[Rows from a figure dataset]
§
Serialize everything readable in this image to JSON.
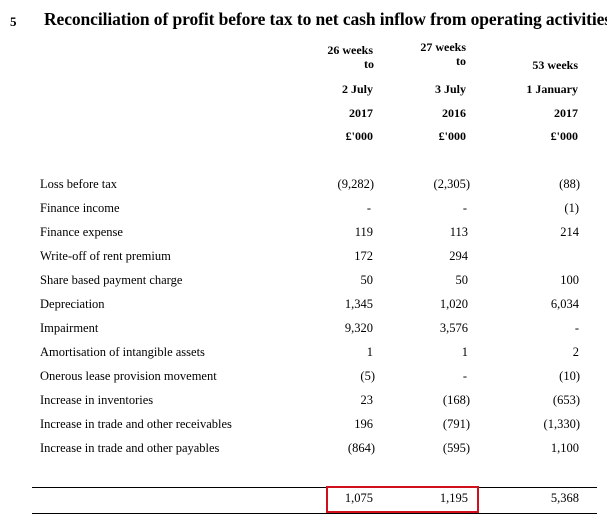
{
  "note": {
    "number": "5",
    "title": "Reconciliation of profit before tax to net cash inflow from operating activities"
  },
  "columns": [
    {
      "period_line1": "26 weeks",
      "period_line2": "to",
      "date": "2 July",
      "year": "2017",
      "unit": "£'000"
    },
    {
      "period_line1": "27 weeks",
      "period_line2": "to",
      "date": "3 July",
      "year": "2016",
      "unit": "£'000"
    },
    {
      "period_line1": "",
      "period_line2": "53 weeks",
      "date": "1 January",
      "year": "2017",
      "unit": "£'000"
    }
  ],
  "rows": [
    {
      "label": "Loss before tax",
      "values": [
        "(9,282)",
        "(2,305)",
        "(88)"
      ]
    },
    {
      "label": "Finance income",
      "values": [
        "-",
        "-",
        "(1)"
      ]
    },
    {
      "label": "Finance expense",
      "values": [
        "119",
        "113",
        "214"
      ]
    },
    {
      "label": "Write-off of rent premium",
      "values": [
        "172",
        "294",
        ""
      ]
    },
    {
      "label": "Share based payment charge",
      "values": [
        "50",
        "50",
        "100"
      ]
    },
    {
      "label": "Depreciation",
      "values": [
        "1,345",
        "1,020",
        "6,034"
      ]
    },
    {
      "label": "Impairment",
      "values": [
        "9,320",
        "3,576",
        "-"
      ]
    },
    {
      "label": "Amortisation of intangible assets",
      "values": [
        "1",
        "1",
        "2"
      ]
    },
    {
      "label": "Onerous lease provision movement",
      "values": [
        "(5)",
        "-",
        "(10)"
      ]
    },
    {
      "label": "Increase in inventories",
      "values": [
        "23",
        "(168)",
        "(653)"
      ]
    },
    {
      "label": "Increase in trade and other receivables",
      "values": [
        "196",
        "(791)",
        "(1,330)"
      ]
    },
    {
      "label": "Increase in trade and other payables",
      "values": [
        "(864)",
        "(595)",
        "1,100"
      ]
    }
  ],
  "total": {
    "values": [
      "1,075",
      "1,195",
      "5,368"
    ]
  },
  "colors": {
    "highlight": "#d0101c"
  }
}
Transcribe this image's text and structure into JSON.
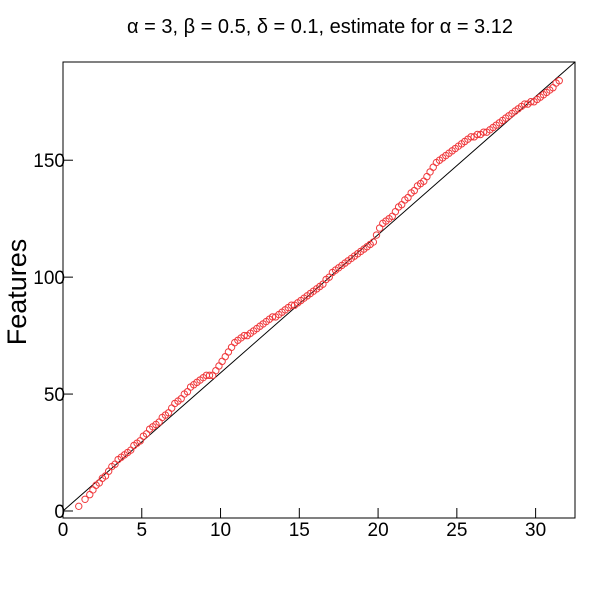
{
  "chart_data": {
    "type": "scatter",
    "title": "α = 3, β = 0.5, δ = 0.1, estimate for α = 3.12",
    "xlabel": "",
    "ylabel": "Features",
    "xlim": [
      0,
      32.5
    ],
    "ylim": [
      -3,
      192
    ],
    "xticks": [
      0,
      5,
      10,
      15,
      20,
      25,
      30
    ],
    "yticks": [
      0,
      50,
      100,
      150
    ],
    "grid": false,
    "legend": "none",
    "colors": {
      "points": "#f0393c",
      "line": "#000000",
      "axis": "#000000"
    },
    "series": [
      {
        "kind": "points",
        "x": [
          1.0,
          1.4,
          1.7,
          1.9,
          2.1,
          2.3,
          2.5,
          2.7,
          2.9,
          3.1,
          3.3,
          3.5,
          3.7,
          3.9,
          4.1,
          4.3,
          4.5,
          4.7,
          4.9,
          5.1,
          5.3,
          5.5,
          5.7,
          5.9,
          6.1,
          6.3,
          6.5,
          6.7,
          6.9,
          7.1,
          7.3,
          7.5,
          7.7,
          7.9,
          8.1,
          8.3,
          8.5,
          8.7,
          8.9,
          9.1,
          9.3,
          9.5,
          9.7,
          9.9,
          10.1,
          10.3,
          10.5,
          10.7,
          10.9,
          11.1,
          11.3,
          11.5,
          11.7,
          11.9,
          12.1,
          12.3,
          12.5,
          12.7,
          12.9,
          13.1,
          13.3,
          13.5,
          13.7,
          13.9,
          14.1,
          14.3,
          14.5,
          14.7,
          14.9,
          15.1,
          15.3,
          15.5,
          15.7,
          15.9,
          16.1,
          16.3,
          16.5,
          16.7,
          16.9,
          17.1,
          17.3,
          17.5,
          17.7,
          17.9,
          18.1,
          18.3,
          18.5,
          18.7,
          18.9,
          19.1,
          19.3,
          19.5,
          19.7,
          19.9,
          20.1,
          20.3,
          20.5,
          20.7,
          20.9,
          21.1,
          21.3,
          21.5,
          21.7,
          21.9,
          22.1,
          22.3,
          22.5,
          22.7,
          22.9,
          23.1,
          23.3,
          23.5,
          23.7,
          23.9,
          24.1,
          24.3,
          24.5,
          24.7,
          24.9,
          25.1,
          25.3,
          25.5,
          25.7,
          25.9,
          26.1,
          26.3,
          26.5,
          26.7,
          26.9,
          27.1,
          27.3,
          27.5,
          27.7,
          27.9,
          28.1,
          28.3,
          28.5,
          28.7,
          28.9,
          29.1,
          29.3,
          29.5,
          29.7,
          29.9,
          30.1,
          30.3,
          30.5,
          30.7,
          30.9,
          31.1,
          31.3,
          31.5
        ],
        "y": [
          2,
          5,
          7,
          9,
          11,
          12,
          14,
          15,
          17,
          19,
          20,
          22,
          23,
          24,
          25,
          26,
          28,
          29,
          30,
          32,
          33,
          35,
          36,
          37,
          38,
          40,
          41,
          42,
          44,
          46,
          47,
          48,
          50,
          51,
          53,
          54,
          55,
          56,
          57,
          58,
          58,
          58,
          60,
          62,
          64,
          66,
          68,
          70,
          72,
          73,
          74,
          75,
          75,
          76,
          77,
          78,
          79,
          80,
          81,
          82,
          83,
          83,
          84,
          85,
          86,
          87,
          88,
          88,
          89,
          90,
          91,
          92,
          93,
          94,
          95,
          96,
          97,
          99,
          100,
          102,
          103,
          104,
          105,
          106,
          107,
          108,
          109,
          110,
          111,
          112,
          113,
          114,
          115,
          118,
          121,
          123,
          124,
          125,
          126,
          128,
          130,
          131,
          133,
          134,
          136,
          137,
          139,
          140,
          141,
          143,
          145,
          147,
          149,
          150,
          151,
          152,
          153,
          154,
          155,
          156,
          157,
          158,
          159,
          160,
          160,
          161,
          161,
          162,
          162,
          163,
          164,
          165,
          166,
          167,
          168,
          169,
          170,
          171,
          172,
          173,
          174,
          174,
          175,
          175,
          176,
          177,
          178,
          179,
          180,
          181,
          183,
          184
        ]
      },
      {
        "kind": "line",
        "x": [
          0,
          32.5
        ],
        "y": [
          0,
          192
        ]
      }
    ]
  }
}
§
### Work to complete
Transcribe the whole listing exactly. Pictures stay out of your copy.

### Answer below
Serialize everything readable in this image to JSON.
{
  "note": {
    "number": "5",
    "title": "Reconciliation of profit before tax to net cash inflow from operating activities"
  },
  "columns": [
    {
      "period_line1": "26 weeks",
      "period_line2": "to",
      "date": "2 July",
      "year": "2017",
      "unit": "£'000"
    },
    {
      "period_line1": "27 weeks",
      "period_line2": "to",
      "date": "3 July",
      "year": "2016",
      "unit": "£'000"
    },
    {
      "period_line1": "",
      "period_line2": "53 weeks",
      "date": "1 January",
      "year": "2017",
      "unit": "£'000"
    }
  ],
  "rows": [
    {
      "label": "Loss before tax",
      "values": [
        "(9,282)",
        "(2,305)",
        "(88)"
      ]
    },
    {
      "label": "Finance income",
      "values": [
        "-",
        "-",
        "(1)"
      ]
    },
    {
      "label": "Finance expense",
      "values": [
        "119",
        "113",
        "214"
      ]
    },
    {
      "label": "Write-off of rent premium",
      "values": [
        "172",
        "294",
        ""
      ]
    },
    {
      "label": "Share based payment charge",
      "values": [
        "50",
        "50",
        "100"
      ]
    },
    {
      "label": "Depreciation",
      "values": [
        "1,345",
        "1,020",
        "6,034"
      ]
    },
    {
      "label": "Impairment",
      "values": [
        "9,320",
        "3,576",
        "-"
      ]
    },
    {
      "label": "Amortisation of intangible assets",
      "values": [
        "1",
        "1",
        "2"
      ]
    },
    {
      "label": "Onerous lease provision movement",
      "values": [
        "(5)",
        "-",
        "(10)"
      ]
    },
    {
      "label": "Increase in inventories",
      "values": [
        "23",
        "(168)",
        "(653)"
      ]
    },
    {
      "label": "Increase in trade and other receivables",
      "values": [
        "196",
        "(791)",
        "(1,330)"
      ]
    },
    {
      "label": "Increase in trade and other payables",
      "values": [
        "(864)",
        "(595)",
        "1,100"
      ]
    }
  ],
  "total": {
    "values": [
      "1,075",
      "1,195",
      "5,368"
    ]
  },
  "colors": {
    "highlight": "#d0101c"
  }
}
Transcribe this image's text and structure into JSON.
{
  "chart_data": {
    "type": "scatter",
    "title": "α = 3, β = 0.5, δ = 0.1, estimate for α = 3.12",
    "xlabel": "",
    "ylabel": "Features",
    "xlim": [
      0,
      32.5
    ],
    "ylim": [
      -3,
      192
    ],
    "xticks": [
      0,
      5,
      10,
      15,
      20,
      25,
      30
    ],
    "yticks": [
      0,
      50,
      100,
      150
    ],
    "grid": false,
    "legend": "none",
    "colors": {
      "points": "#f0393c",
      "line": "#000000",
      "axis": "#000000"
    },
    "series": [
      {
        "kind": "points",
        "x": [
          1.0,
          1.4,
          1.7,
          1.9,
          2.1,
          2.3,
          2.5,
          2.7,
          2.9,
          3.1,
          3.3,
          3.5,
          3.7,
          3.9,
          4.1,
          4.3,
          4.5,
          4.7,
          4.9,
          5.1,
          5.3,
          5.5,
          5.7,
          5.9,
          6.1,
          6.3,
          6.5,
          6.7,
          6.9,
          7.1,
          7.3,
          7.5,
          7.7,
          7.9,
          8.1,
          8.3,
          8.5,
          8.7,
          8.9,
          9.1,
          9.3,
          9.5,
          9.7,
          9.9,
          10.1,
          10.3,
          10.5,
          10.7,
          10.9,
          11.1,
          11.3,
          11.5,
          11.7,
          11.9,
          12.1,
          12.3,
          12.5,
          12.7,
          12.9,
          13.1,
          13.3,
          13.5,
          13.7,
          13.9,
          14.1,
          14.3,
          14.5,
          14.7,
          14.9,
          15.1,
          15.3,
          15.5,
          15.7,
          15.9,
          16.1,
          16.3,
          16.5,
          16.7,
          16.9,
          17.1,
          17.3,
          17.5,
          17.7,
          17.9,
          18.1,
          18.3,
          18.5,
          18.7,
          18.9,
          19.1,
          19.3,
          19.5,
          19.7,
          19.9,
          20.1,
          20.3,
          20.5,
          20.7,
          20.9,
          21.1,
          21.3,
          21.5,
          21.7,
          21.9,
          22.1,
          22.3,
          22.5,
          22.7,
          22.9,
          23.1,
          23.3,
          23.5,
          23.7,
          23.9,
          24.1,
          24.3,
          24.5,
          24.7,
          24.9,
          25.1,
          25.3,
          25.5,
          25.7,
          25.9,
          26.1,
          26.3,
          26.5,
          26.7,
          26.9,
          27.1,
          27.3,
          27.5,
          27.7,
          27.9,
          28.1,
          28.3,
          28.5,
          28.7,
          28.9,
          29.1,
          29.3,
          29.5,
          29.7,
          29.9,
          30.1,
          30.3,
          30.5,
          30.7,
          30.9,
          31.1,
          31.3,
          31.5
        ],
        "y": [
          2,
          5,
          7,
          9,
          11,
          12,
          14,
          15,
          17,
          19,
          20,
          22,
          23,
          24,
          25,
          26,
          28,
          29,
          30,
          32,
          33,
          35,
          36,
          37,
          38,
          40,
          41,
          42,
          44,
          46,
          47,
          48,
          50,
          51,
          53,
          54,
          55,
          56,
          57,
          58,
          58,
          58,
          60,
          62,
          64,
          66,
          68,
          70,
          72,
          73,
          74,
          75,
          75,
          76,
          77,
          78,
          79,
          80,
          81,
          82,
          83,
          83,
          84,
          85,
          86,
          87,
          88,
          88,
          89,
          90,
          91,
          92,
          93,
          94,
          95,
          96,
          97,
          99,
          100,
          102,
          103,
          104,
          105,
          106,
          107,
          108,
          109,
          110,
          111,
          112,
          113,
          114,
          115,
          118,
          121,
          123,
          124,
          125,
          126,
          128,
          130,
          131,
          133,
          134,
          136,
          137,
          139,
          140,
          141,
          143,
          145,
          147,
          149,
          150,
          151,
          152,
          153,
          154,
          155,
          156,
          157,
          158,
          159,
          160,
          160,
          161,
          161,
          162,
          162,
          163,
          164,
          165,
          166,
          167,
          168,
          169,
          170,
          171,
          172,
          173,
          174,
          174,
          175,
          175,
          176,
          177,
          178,
          179,
          180,
          181,
          183,
          184
        ]
      },
      {
        "kind": "line",
        "x": [
          0,
          32.5
        ],
        "y": [
          0,
          192
        ]
      }
    ]
  }
}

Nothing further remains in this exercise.